» **Aim of the task**: Exactly reproduce the entries, dropping any pictures from your copy.

» **Information given**:
## start

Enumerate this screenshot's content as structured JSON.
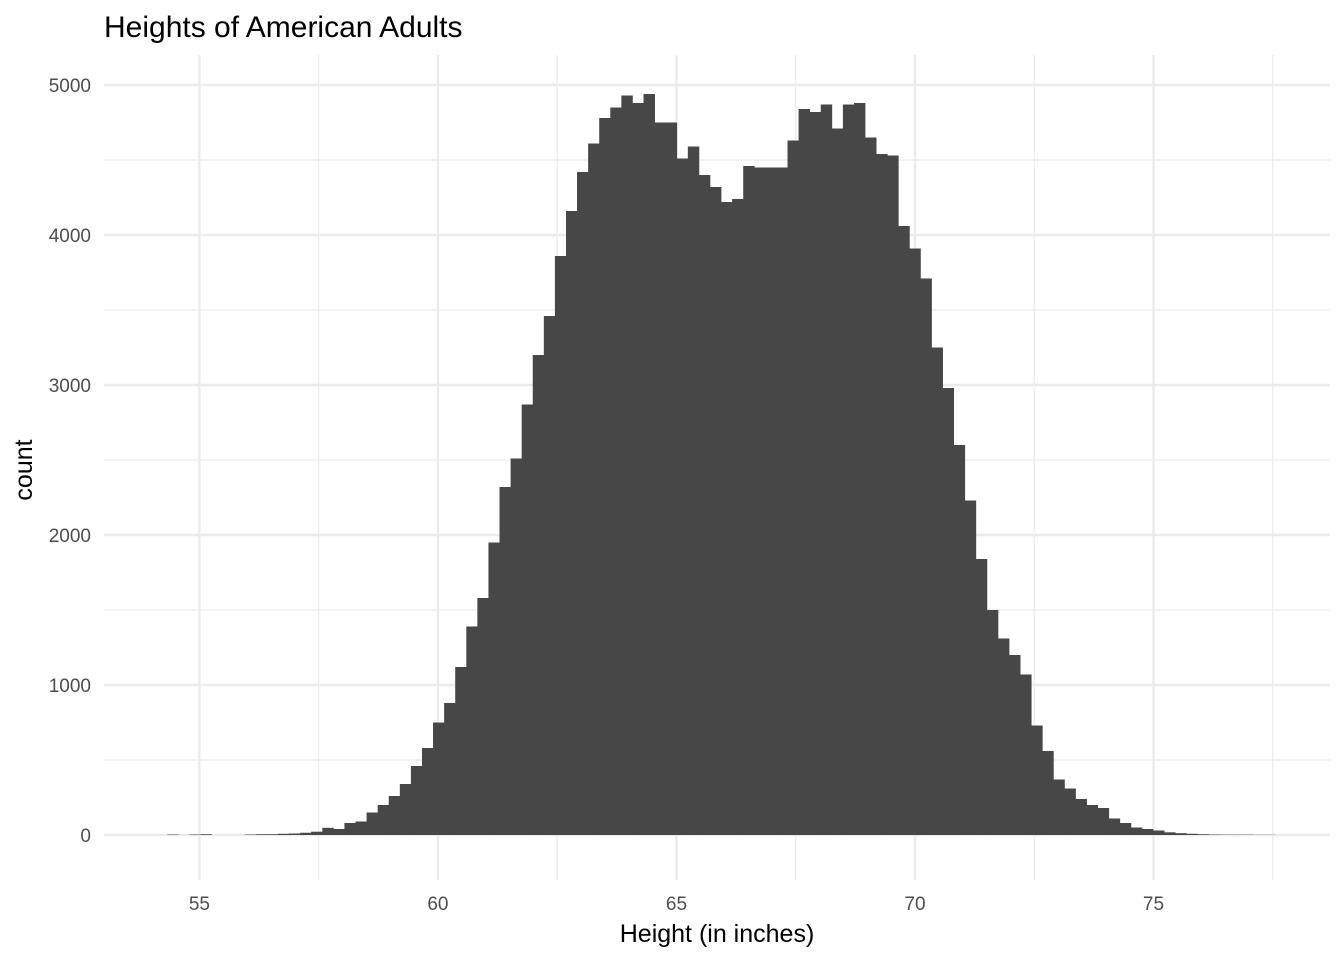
{
  "chart_data": {
    "type": "bar",
    "title": "Heights of American Adults",
    "xlabel": "Height (in inches)",
    "ylabel": "count",
    "xlim": [
      53,
      78.7
    ],
    "ylim": [
      -300,
      5200
    ],
    "x_ticks": [
      55,
      60,
      65,
      70,
      75
    ],
    "x_tick_labels": [
      "55",
      "60",
      "65",
      "70",
      "75"
    ],
    "x_minor_ticks": [
      57.5,
      62.5,
      67.5,
      72.5,
      77.5
    ],
    "y_ticks": [
      0,
      1000,
      2000,
      3000,
      4000,
      5000
    ],
    "y_tick_labels": [
      "0",
      "1000",
      "2000",
      "3000",
      "4000",
      "5000"
    ],
    "y_minor_ticks": [
      500,
      1500,
      2500,
      3500,
      4500
    ],
    "grid": true,
    "bar_color": "#474747",
    "bin_start": 54.325,
    "bin_width": 0.2322,
    "counts": [
      3,
      0,
      3,
      5,
      0,
      0,
      0,
      3,
      5,
      5,
      8,
      10,
      15,
      22,
      48,
      40,
      80,
      90,
      150,
      200,
      260,
      340,
      460,
      580,
      750,
      880,
      1120,
      1390,
      1580,
      1950,
      2320,
      2510,
      2870,
      3200,
      3460,
      3860,
      4160,
      4420,
      4610,
      4780,
      4850,
      4930,
      4880,
      4940,
      4750,
      4750,
      4510,
      4590,
      4400,
      4320,
      4220,
      4240,
      4460,
      4450,
      4450,
      4450,
      4630,
      4840,
      4820,
      4870,
      4710,
      4870,
      4880,
      4650,
      4540,
      4530,
      4060,
      3910,
      3710,
      3250,
      2980,
      2600,
      2230,
      1840,
      1500,
      1310,
      1200,
      1070,
      730,
      560,
      370,
      310,
      240,
      200,
      180,
      110,
      80,
      50,
      40,
      30,
      18,
      12,
      8,
      5,
      3,
      2,
      2,
      2,
      1,
      1
    ]
  }
}
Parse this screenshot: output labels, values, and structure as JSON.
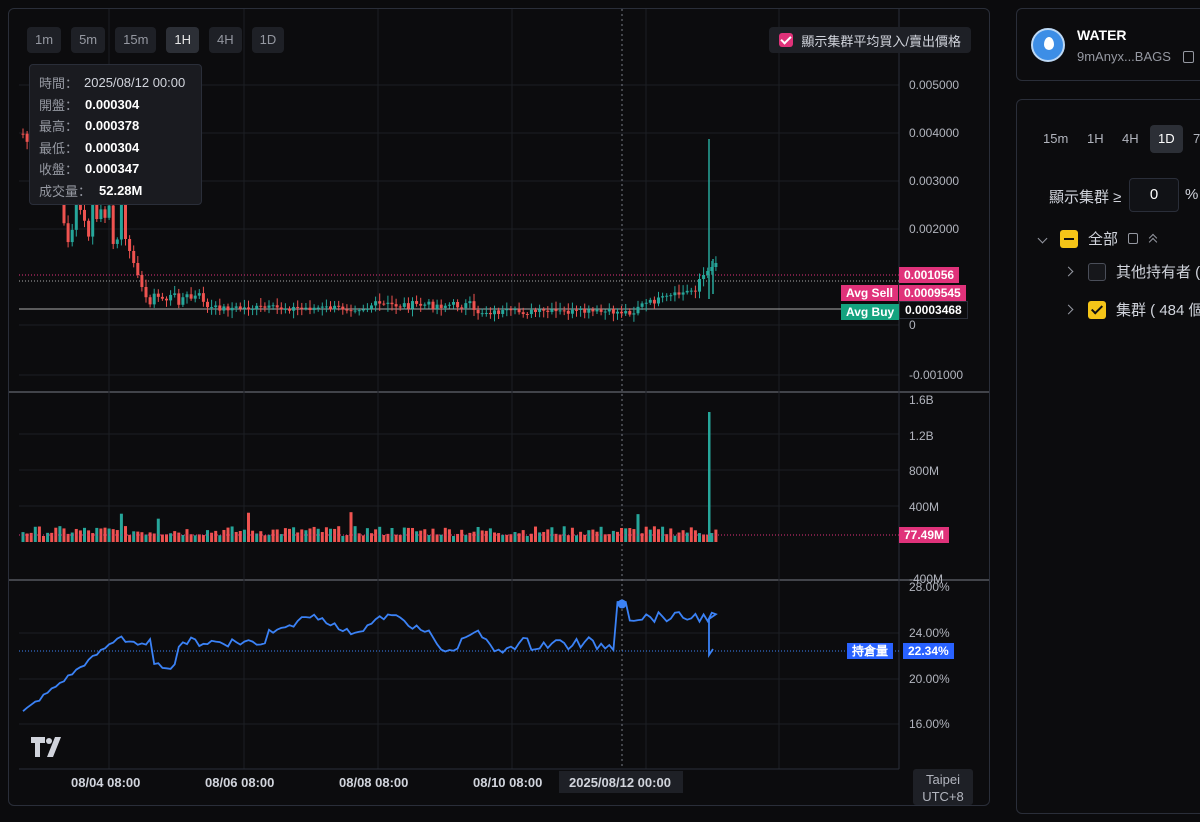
{
  "timeframes": [
    "1m",
    "5m",
    "15m",
    "1H",
    "4H",
    "1D"
  ],
  "active_timeframe": "1H",
  "cluster_toggle_label": "顯示集群平均買入/賣出價格",
  "tooltip": {
    "time_label": "時間：",
    "time_value": "2025/08/12 00:00",
    "open_label": "開盤：",
    "open_value": "0.000304",
    "high_label": "最高：",
    "high_value": "0.000378",
    "low_label": "最低：",
    "low_value": "0.000304",
    "close_label": "收盤：",
    "close_value": "0.000347",
    "volume_label": "成交量：",
    "volume_value": "52.28M"
  },
  "price_axis": [
    "0.005000",
    "0.004000",
    "0.003000",
    "0.002000",
    "0",
    "-0.001000"
  ],
  "volume_axis": [
    "1.6B",
    "1.2B",
    "800M",
    "400M",
    "-400M"
  ],
  "holding_axis": [
    "28.00%",
    "24.00%",
    "20.00%",
    "16.00%"
  ],
  "tags": {
    "last_price": "0.001056",
    "avg_sell_label": "Avg Sell",
    "avg_sell_value": "0.0009545",
    "avg_buy_label": "Avg Buy",
    "avg_buy_value": "0.0003468",
    "volume_last": "77.49M",
    "holding_label": "持倉量",
    "holding_value": "22.34%"
  },
  "date_labels": [
    "08/04 08:00",
    "08/06 08:00",
    "08/08 08:00",
    "08/10 08:00"
  ],
  "crosshair_date": "2025/08/12 00:00",
  "timezone": {
    "line1": "Taipei",
    "line2": "UTC+8"
  },
  "token": {
    "name": "WATER",
    "address": "9mAnyx...BAGS"
  },
  "right_timeframes": [
    "15m",
    "1H",
    "4H",
    "1D",
    "7"
  ],
  "right_active_timeframe": "1D",
  "cluster_filter_label": "顯示集群 ≥",
  "cluster_filter_value": "0",
  "cluster_filter_unit": "%",
  "tree": {
    "all_label": "全部",
    "other_holders_label": "其他持有者 (",
    "clusters_label": "集群 ( 484 個"
  },
  "colors": {
    "up": "#26a69a",
    "down": "#ef5350",
    "accent_pink": "#e0327a",
    "accent_green": "#14a37f",
    "holding_line": "#3b82f6"
  }
}
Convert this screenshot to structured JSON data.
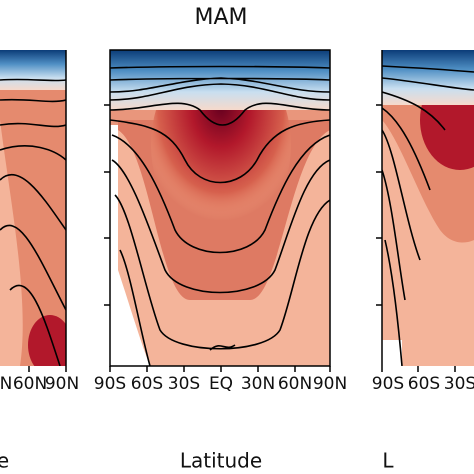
{
  "chart_data": [
    {
      "type": "contour",
      "categories": [
        "N",
        "60N",
        "90N"
      ],
      "xlabel": "e"
    },
    {
      "type": "contour",
      "title": "MAM",
      "categories": [
        "90S",
        "60S",
        "30S",
        "EQ",
        "30N",
        "60N",
        "90N"
      ],
      "xlabel": "Latitude"
    },
    {
      "type": "contour",
      "categories": [
        "90S",
        "60S",
        "30S"
      ],
      "xlabel": "L"
    }
  ]
}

## end

» **Response to this task**:
Enumerate this screenshot's content as structured JSON.
{
  "chart_data": {
    "type": "bar",
    "title": "Heights of American Adults",
    "xlabel": "Height (in inches)",
    "ylabel": "count",
    "xlim": [
      53,
      78.7
    ],
    "ylim": [
      -300,
      5200
    ],
    "x_ticks": [
      55,
      60,
      65,
      70,
      75
    ],
    "x_tick_labels": [
      "55",
      "60",
      "65",
      "70",
      "75"
    ],
    "x_minor_ticks": [
      57.5,
      62.5,
      67.5,
      72.5,
      77.5
    ],
    "y_ticks": [
      0,
      1000,
      2000,
      3000,
      4000,
      5000
    ],
    "y_tick_labels": [
      "0",
      "1000",
      "2000",
      "3000",
      "4000",
      "5000"
    ],
    "y_minor_ticks": [
      500,
      1500,
      2500,
      3500,
      4500
    ],
    "grid": true,
    "bar_color": "#474747",
    "bin_start": 54.325,
    "bin_width": 0.2322,
    "counts": [
      3,
      0,
      3,
      5,
      0,
      0,
      0,
      3,
      5,
      5,
      8,
      10,
      15,
      22,
      48,
      40,
      80,
      90,
      150,
      200,
      260,
      340,
      460,
      580,
      750,
      880,
      1120,
      1390,
      1580,
      1950,
      2320,
      2510,
      2870,
      3200,
      3460,
      3860,
      4160,
      4420,
      4610,
      4780,
      4850,
      4930,
      4880,
      4940,
      4750,
      4750,
      4510,
      4590,
      4400,
      4320,
      4220,
      4240,
      4460,
      4450,
      4450,
      4450,
      4630,
      4840,
      4820,
      4870,
      4710,
      4870,
      4880,
      4650,
      4540,
      4530,
      4060,
      3910,
      3710,
      3250,
      2980,
      2600,
      2230,
      1840,
      1500,
      1310,
      1200,
      1070,
      730,
      560,
      370,
      310,
      240,
      200,
      180,
      110,
      80,
      50,
      40,
      30,
      18,
      12,
      8,
      5,
      3,
      2,
      2,
      2,
      1,
      1
    ]
  }
}
Parse this screenshot: output labels, values, and structure as JSON.
{
  "timeframes": [
    "1m",
    "5m",
    "15m",
    "1H",
    "4H",
    "1D"
  ],
  "active_timeframe": "1H",
  "cluster_toggle_label": "顯示集群平均買入/賣出價格",
  "tooltip": {
    "time_label": "時間：",
    "time_value": "2025/08/12 00:00",
    "open_label": "開盤：",
    "open_value": "0.000304",
    "high_label": "最高：",
    "high_value": "0.000378",
    "low_label": "最低：",
    "low_value": "0.000304",
    "close_label": "收盤：",
    "close_value": "0.000347",
    "volume_label": "成交量：",
    "volume_value": "52.28M"
  },
  "price_axis": [
    "0.005000",
    "0.004000",
    "0.003000",
    "0.002000",
    "0",
    "-0.001000"
  ],
  "volume_axis": [
    "1.6B",
    "1.2B",
    "800M",
    "400M",
    "-400M"
  ],
  "holding_axis": [
    "28.00%",
    "24.00%",
    "20.00%",
    "16.00%"
  ],
  "tags": {
    "last_price": "0.001056",
    "avg_sell_label": "Avg Sell",
    "avg_sell_value": "0.0009545",
    "avg_buy_label": "Avg Buy",
    "avg_buy_value": "0.0003468",
    "volume_last": "77.49M",
    "holding_label": "持倉量",
    "holding_value": "22.34%"
  },
  "date_labels": [
    "08/04 08:00",
    "08/06 08:00",
    "08/08 08:00",
    "08/10 08:00"
  ],
  "crosshair_date": "2025/08/12 00:00",
  "timezone": {
    "line1": "Taipei",
    "line2": "UTC+8"
  },
  "token": {
    "name": "WATER",
    "address": "9mAnyx...BAGS"
  },
  "right_timeframes": [
    "15m",
    "1H",
    "4H",
    "1D",
    "7"
  ],
  "right_active_timeframe": "1D",
  "cluster_filter_label": "顯示集群 ≥",
  "cluster_filter_value": "0",
  "cluster_filter_unit": "%",
  "tree": {
    "all_label": "全部",
    "other_holders_label": "其他持有者 (",
    "clusters_label": "集群 ( 484 個"
  },
  "colors": {
    "up": "#26a69a",
    "down": "#ef5350",
    "accent_pink": "#e0327a",
    "accent_green": "#14a37f",
    "holding_line": "#3b82f6"
  }
}
Convert this screenshot to structured JSON data.
{
  "chart_data": [
    {
      "type": "contour",
      "categories": [
        "N",
        "60N",
        "90N"
      ],
      "xlabel": "e"
    },
    {
      "type": "contour",
      "title": "MAM",
      "categories": [
        "90S",
        "60S",
        "30S",
        "EQ",
        "30N",
        "60N",
        "90N"
      ],
      "xlabel": "Latitude"
    },
    {
      "type": "contour",
      "categories": [
        "90S",
        "60S",
        "30S"
      ],
      "xlabel": "L"
    }
  ]
}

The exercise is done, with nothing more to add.